WHAT THE EXERCISE ASKS: Every entry below must be repeated exactly; skip the pictures.

STORED DATA:
---+---
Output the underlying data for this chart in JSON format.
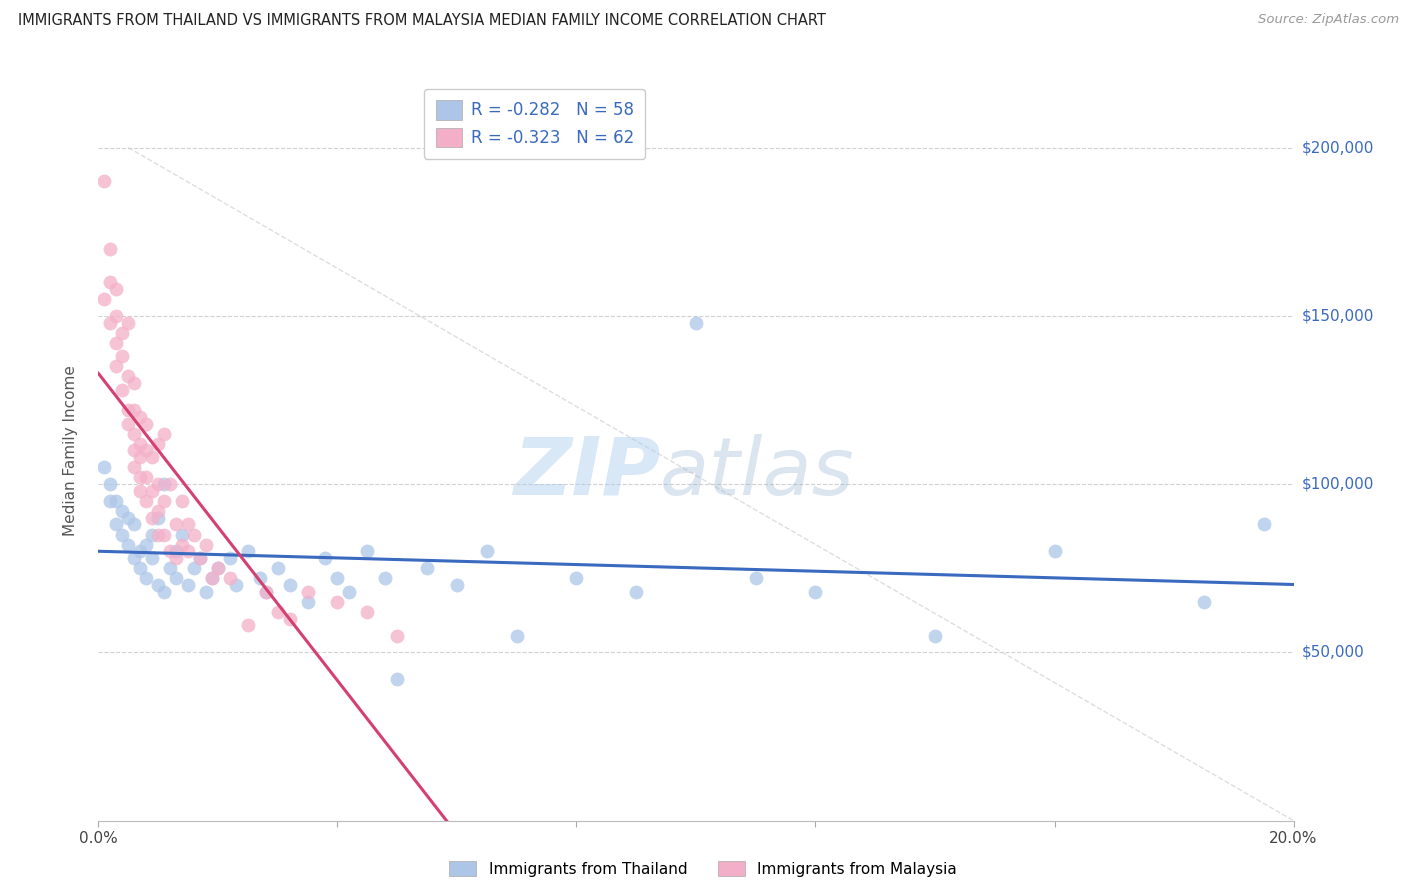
{
  "title": "IMMIGRANTS FROM THAILAND VS IMMIGRANTS FROM MALAYSIA MEDIAN FAMILY INCOME CORRELATION CHART",
  "source": "Source: ZipAtlas.com",
  "ylabel": "Median Family Income",
  "xlim": [
    0.0,
    0.2
  ],
  "ylim": [
    0,
    220000
  ],
  "y_ticks": [
    50000,
    100000,
    150000,
    200000
  ],
  "y_tick_labels": [
    "$50,000",
    "$100,000",
    "$150,000",
    "$200,000"
  ],
  "legend_r_thailand": "-0.282",
  "legend_n_thailand": "58",
  "legend_r_malaysia": "-0.323",
  "legend_n_malaysia": "62",
  "color_thailand": "#adc6e8",
  "color_malaysia": "#f4afc8",
  "line_color_thailand": "#3a6abf",
  "line_color_malaysia": "#d44070",
  "line_color_diagonal": "#d0d0d0",
  "watermark_zip": "ZIP",
  "watermark_atlas": "atlas",
  "background_color": "#ffffff",
  "thailand_x": [
    0.001,
    0.002,
    0.002,
    0.003,
    0.003,
    0.004,
    0.004,
    0.005,
    0.005,
    0.006,
    0.006,
    0.007,
    0.007,
    0.008,
    0.008,
    0.009,
    0.009,
    0.01,
    0.01,
    0.011,
    0.011,
    0.012,
    0.013,
    0.013,
    0.014,
    0.015,
    0.016,
    0.017,
    0.018,
    0.019,
    0.02,
    0.022,
    0.023,
    0.025,
    0.027,
    0.028,
    0.03,
    0.032,
    0.035,
    0.038,
    0.04,
    0.042,
    0.045,
    0.048,
    0.05,
    0.055,
    0.06,
    0.065,
    0.07,
    0.08,
    0.09,
    0.1,
    0.11,
    0.12,
    0.14,
    0.16,
    0.185,
    0.195
  ],
  "thailand_y": [
    105000,
    95000,
    100000,
    88000,
    95000,
    85000,
    92000,
    90000,
    82000,
    88000,
    78000,
    80000,
    75000,
    82000,
    72000,
    85000,
    78000,
    70000,
    90000,
    68000,
    100000,
    75000,
    80000,
    72000,
    85000,
    70000,
    75000,
    78000,
    68000,
    72000,
    75000,
    78000,
    70000,
    80000,
    72000,
    68000,
    75000,
    70000,
    65000,
    78000,
    72000,
    68000,
    80000,
    72000,
    42000,
    75000,
    70000,
    80000,
    55000,
    72000,
    68000,
    148000,
    72000,
    68000,
    55000,
    80000,
    65000,
    88000
  ],
  "malaysia_x": [
    0.001,
    0.001,
    0.002,
    0.002,
    0.002,
    0.003,
    0.003,
    0.003,
    0.003,
    0.004,
    0.004,
    0.004,
    0.005,
    0.005,
    0.005,
    0.005,
    0.006,
    0.006,
    0.006,
    0.006,
    0.006,
    0.007,
    0.007,
    0.007,
    0.007,
    0.007,
    0.008,
    0.008,
    0.008,
    0.008,
    0.009,
    0.009,
    0.009,
    0.01,
    0.01,
    0.01,
    0.01,
    0.011,
    0.011,
    0.011,
    0.012,
    0.012,
    0.013,
    0.013,
    0.014,
    0.014,
    0.015,
    0.015,
    0.016,
    0.017,
    0.018,
    0.019,
    0.02,
    0.022,
    0.025,
    0.028,
    0.03,
    0.032,
    0.035,
    0.04,
    0.045,
    0.05
  ],
  "malaysia_y": [
    190000,
    155000,
    170000,
    160000,
    148000,
    158000,
    150000,
    142000,
    135000,
    145000,
    138000,
    128000,
    148000,
    132000,
    122000,
    118000,
    130000,
    122000,
    115000,
    110000,
    105000,
    120000,
    112000,
    108000,
    102000,
    98000,
    118000,
    110000,
    102000,
    95000,
    108000,
    98000,
    90000,
    112000,
    100000,
    92000,
    85000,
    115000,
    95000,
    85000,
    100000,
    80000,
    88000,
    78000,
    95000,
    82000,
    88000,
    80000,
    85000,
    78000,
    82000,
    72000,
    75000,
    72000,
    58000,
    68000,
    62000,
    60000,
    68000,
    65000,
    62000,
    55000
  ]
}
---+---
SOLUTION:
Output the underlying data for this chart in JSON format.
{
  "title": "IMMIGRANTS FROM THAILAND VS IMMIGRANTS FROM MALAYSIA MEDIAN FAMILY INCOME CORRELATION CHART",
  "source": "Source: ZipAtlas.com",
  "ylabel": "Median Family Income",
  "xlim": [
    0.0,
    0.2
  ],
  "ylim": [
    0,
    220000
  ],
  "y_ticks": [
    50000,
    100000,
    150000,
    200000
  ],
  "y_tick_labels": [
    "$50,000",
    "$100,000",
    "$150,000",
    "$200,000"
  ],
  "legend_r_thailand": "-0.282",
  "legend_n_thailand": "58",
  "legend_r_malaysia": "-0.323",
  "legend_n_malaysia": "62",
  "color_thailand": "#adc6e8",
  "color_malaysia": "#f4afc8",
  "line_color_thailand": "#3a6abf",
  "line_color_malaysia": "#d44070",
  "line_color_diagonal": "#d0d0d0",
  "watermark_zip": "ZIP",
  "watermark_atlas": "atlas",
  "background_color": "#ffffff",
  "thailand_x": [
    0.001,
    0.002,
    0.002,
    0.003,
    0.003,
    0.004,
    0.004,
    0.005,
    0.005,
    0.006,
    0.006,
    0.007,
    0.007,
    0.008,
    0.008,
    0.009,
    0.009,
    0.01,
    0.01,
    0.011,
    0.011,
    0.012,
    0.013,
    0.013,
    0.014,
    0.015,
    0.016,
    0.017,
    0.018,
    0.019,
    0.02,
    0.022,
    0.023,
    0.025,
    0.027,
    0.028,
    0.03,
    0.032,
    0.035,
    0.038,
    0.04,
    0.042,
    0.045,
    0.048,
    0.05,
    0.055,
    0.06,
    0.065,
    0.07,
    0.08,
    0.09,
    0.1,
    0.11,
    0.12,
    0.14,
    0.16,
    0.185,
    0.195
  ],
  "thailand_y": [
    105000,
    95000,
    100000,
    88000,
    95000,
    85000,
    92000,
    90000,
    82000,
    88000,
    78000,
    80000,
    75000,
    82000,
    72000,
    85000,
    78000,
    70000,
    90000,
    68000,
    100000,
    75000,
    80000,
    72000,
    85000,
    70000,
    75000,
    78000,
    68000,
    72000,
    75000,
    78000,
    70000,
    80000,
    72000,
    68000,
    75000,
    70000,
    65000,
    78000,
    72000,
    68000,
    80000,
    72000,
    42000,
    75000,
    70000,
    80000,
    55000,
    72000,
    68000,
    148000,
    72000,
    68000,
    55000,
    80000,
    65000,
    88000
  ],
  "malaysia_x": [
    0.001,
    0.001,
    0.002,
    0.002,
    0.002,
    0.003,
    0.003,
    0.003,
    0.003,
    0.004,
    0.004,
    0.004,
    0.005,
    0.005,
    0.005,
    0.005,
    0.006,
    0.006,
    0.006,
    0.006,
    0.006,
    0.007,
    0.007,
    0.007,
    0.007,
    0.007,
    0.008,
    0.008,
    0.008,
    0.008,
    0.009,
    0.009,
    0.009,
    0.01,
    0.01,
    0.01,
    0.01,
    0.011,
    0.011,
    0.011,
    0.012,
    0.012,
    0.013,
    0.013,
    0.014,
    0.014,
    0.015,
    0.015,
    0.016,
    0.017,
    0.018,
    0.019,
    0.02,
    0.022,
    0.025,
    0.028,
    0.03,
    0.032,
    0.035,
    0.04,
    0.045,
    0.05
  ],
  "malaysia_y": [
    190000,
    155000,
    170000,
    160000,
    148000,
    158000,
    150000,
    142000,
    135000,
    145000,
    138000,
    128000,
    148000,
    132000,
    122000,
    118000,
    130000,
    122000,
    115000,
    110000,
    105000,
    120000,
    112000,
    108000,
    102000,
    98000,
    118000,
    110000,
    102000,
    95000,
    108000,
    98000,
    90000,
    112000,
    100000,
    92000,
    85000,
    115000,
    95000,
    85000,
    100000,
    80000,
    88000,
    78000,
    95000,
    82000,
    88000,
    80000,
    85000,
    78000,
    82000,
    72000,
    75000,
    72000,
    58000,
    68000,
    62000,
    60000,
    68000,
    65000,
    62000,
    55000
  ]
}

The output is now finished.